# Objective
Turn each line of the records below into a numbered list, omitting any blank lines.

[Extracted data entries]

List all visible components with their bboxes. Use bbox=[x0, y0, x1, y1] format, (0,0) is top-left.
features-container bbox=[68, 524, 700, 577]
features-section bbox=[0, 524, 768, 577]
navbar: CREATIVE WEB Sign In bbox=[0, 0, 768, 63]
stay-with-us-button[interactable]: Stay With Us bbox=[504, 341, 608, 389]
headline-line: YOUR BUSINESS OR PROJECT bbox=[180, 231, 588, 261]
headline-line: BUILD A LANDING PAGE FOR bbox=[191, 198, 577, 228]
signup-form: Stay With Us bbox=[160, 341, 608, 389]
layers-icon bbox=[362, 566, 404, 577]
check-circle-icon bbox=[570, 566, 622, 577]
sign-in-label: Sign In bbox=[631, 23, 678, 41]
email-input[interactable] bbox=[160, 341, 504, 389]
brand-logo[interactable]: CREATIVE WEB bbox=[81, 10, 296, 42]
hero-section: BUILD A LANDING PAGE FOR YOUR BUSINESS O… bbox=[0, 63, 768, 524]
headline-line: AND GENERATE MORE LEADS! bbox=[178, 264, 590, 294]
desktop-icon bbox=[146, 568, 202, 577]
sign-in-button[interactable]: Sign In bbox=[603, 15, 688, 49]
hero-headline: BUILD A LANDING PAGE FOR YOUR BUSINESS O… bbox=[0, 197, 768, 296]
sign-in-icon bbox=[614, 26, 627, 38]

# Correct output
1. List all visible components with their bboxes. Use bbox=[x0, y0, x1, y1] format, (0,0) is top-left.
2. features-container bbox=[68, 524, 700, 577]
3. features-section bbox=[0, 524, 768, 577]
4. navbar: CREATIVE WEB Sign In bbox=[0, 0, 768, 63]
5. stay-with-us-button[interactable]: Stay With Us bbox=[504, 341, 608, 389]
6. headline-line: YOUR BUSINESS OR PROJECT bbox=[180, 231, 588, 261]
7. headline-line: BUILD A LANDING PAGE FOR bbox=[191, 198, 577, 228]
8. signup-form: Stay With Us bbox=[160, 341, 608, 389]
9. layers-icon bbox=[362, 566, 404, 577]
10. check-circle-icon bbox=[570, 566, 622, 577]
11. sign-in-label: Sign In bbox=[631, 23, 678, 41]
12. email-input[interactable] bbox=[160, 341, 504, 389]
13. brand-logo[interactable]: CREATIVE WEB bbox=[81, 10, 296, 42]
14. hero-section: BUILD A LANDING PAGE FOR YOUR BUSINESS O… bbox=[0, 63, 768, 524]
15. headline-line: AND GENERATE MORE LEADS! bbox=[178, 264, 590, 294]
16. desktop-icon bbox=[146, 568, 202, 577]
17. sign-in-button[interactable]: Sign In bbox=[603, 15, 688, 49]
18. hero-headline: BUILD A LANDING PAGE FOR YOUR BUSINESS O… bbox=[0, 197, 768, 296]
19. sign-in-icon bbox=[614, 26, 627, 38]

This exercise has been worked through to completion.